What is needed ▸ Lines containing the word "asal" should be extracted in full.

Records to process ▸
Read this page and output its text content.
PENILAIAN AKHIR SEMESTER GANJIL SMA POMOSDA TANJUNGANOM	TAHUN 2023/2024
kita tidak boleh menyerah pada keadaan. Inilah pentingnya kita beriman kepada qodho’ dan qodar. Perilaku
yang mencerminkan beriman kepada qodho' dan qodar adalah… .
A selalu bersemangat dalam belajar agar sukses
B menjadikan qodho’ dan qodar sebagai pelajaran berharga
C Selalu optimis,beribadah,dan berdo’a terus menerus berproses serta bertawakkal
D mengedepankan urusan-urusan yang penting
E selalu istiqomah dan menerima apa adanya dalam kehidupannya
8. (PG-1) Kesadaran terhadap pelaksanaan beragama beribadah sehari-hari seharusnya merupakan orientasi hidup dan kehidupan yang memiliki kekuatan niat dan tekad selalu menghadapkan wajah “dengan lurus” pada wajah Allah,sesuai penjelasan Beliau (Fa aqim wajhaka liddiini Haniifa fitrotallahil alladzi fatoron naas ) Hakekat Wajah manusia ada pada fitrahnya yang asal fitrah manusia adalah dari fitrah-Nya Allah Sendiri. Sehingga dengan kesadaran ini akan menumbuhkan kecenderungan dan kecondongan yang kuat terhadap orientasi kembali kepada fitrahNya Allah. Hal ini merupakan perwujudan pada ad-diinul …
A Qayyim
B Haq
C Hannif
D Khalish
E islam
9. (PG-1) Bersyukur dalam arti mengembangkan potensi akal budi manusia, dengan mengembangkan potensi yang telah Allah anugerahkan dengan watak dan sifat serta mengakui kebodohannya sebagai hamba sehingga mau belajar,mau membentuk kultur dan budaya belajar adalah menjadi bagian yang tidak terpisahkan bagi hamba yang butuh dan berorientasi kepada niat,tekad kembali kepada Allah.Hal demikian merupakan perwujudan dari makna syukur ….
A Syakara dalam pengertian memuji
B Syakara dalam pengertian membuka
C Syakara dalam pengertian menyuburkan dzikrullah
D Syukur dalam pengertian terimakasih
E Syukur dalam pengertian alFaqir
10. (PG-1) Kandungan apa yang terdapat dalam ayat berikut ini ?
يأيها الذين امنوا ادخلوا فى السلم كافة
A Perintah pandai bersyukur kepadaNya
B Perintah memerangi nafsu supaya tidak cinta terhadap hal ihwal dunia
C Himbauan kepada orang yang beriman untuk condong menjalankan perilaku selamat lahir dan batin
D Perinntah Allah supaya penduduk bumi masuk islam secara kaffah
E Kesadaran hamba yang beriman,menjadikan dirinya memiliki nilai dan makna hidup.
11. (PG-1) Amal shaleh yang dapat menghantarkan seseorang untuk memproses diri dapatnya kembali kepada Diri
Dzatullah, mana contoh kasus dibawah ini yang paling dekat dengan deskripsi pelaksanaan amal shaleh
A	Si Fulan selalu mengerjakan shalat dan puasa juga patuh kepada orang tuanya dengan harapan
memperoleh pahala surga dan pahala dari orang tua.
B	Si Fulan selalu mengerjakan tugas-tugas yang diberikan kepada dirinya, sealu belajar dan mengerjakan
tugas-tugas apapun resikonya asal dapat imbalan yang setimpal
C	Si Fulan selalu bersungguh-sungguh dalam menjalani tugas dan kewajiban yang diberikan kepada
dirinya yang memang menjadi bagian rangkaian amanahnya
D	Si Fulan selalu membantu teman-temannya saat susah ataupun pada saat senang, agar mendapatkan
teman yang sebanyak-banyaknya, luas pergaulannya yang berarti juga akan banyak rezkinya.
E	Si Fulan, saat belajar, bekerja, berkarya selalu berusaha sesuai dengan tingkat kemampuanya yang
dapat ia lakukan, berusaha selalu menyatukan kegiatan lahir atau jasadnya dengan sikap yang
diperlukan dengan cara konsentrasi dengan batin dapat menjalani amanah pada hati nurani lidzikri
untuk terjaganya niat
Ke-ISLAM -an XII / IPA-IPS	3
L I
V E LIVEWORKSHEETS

Reply to the exercise ▸
8. (PG-1) Kesadaran terhadap pelaksanaan beragama beribadah sehari-hari seharusnya merupakan orientasi hidup dan kehidupan yang memiliki kekuatan niat dan tekad selalu menghadapkan wajah “dengan lurus” pada wajah Allah,sesuai penjelasan Beliau (Fa aqim wajhaka liddiini Haniifa fitrotallahil alladzi fatoron naas ) Hakekat Wajah manusia ada pada fitrahnya yang asal fitrah manusia adalah dari fitrah-Nya Allah Sendiri. Sehingga dengan kesadaran ini akan menumbuhkan kecenderungan dan kecondongan yang kuat terhadap orientasi kembali kepada fitrahNya Allah. Hal ini merupakan perwujudan pada ad-diinul …
tugas-tugas apapun resikonya asal dapat imbalan yang setimpal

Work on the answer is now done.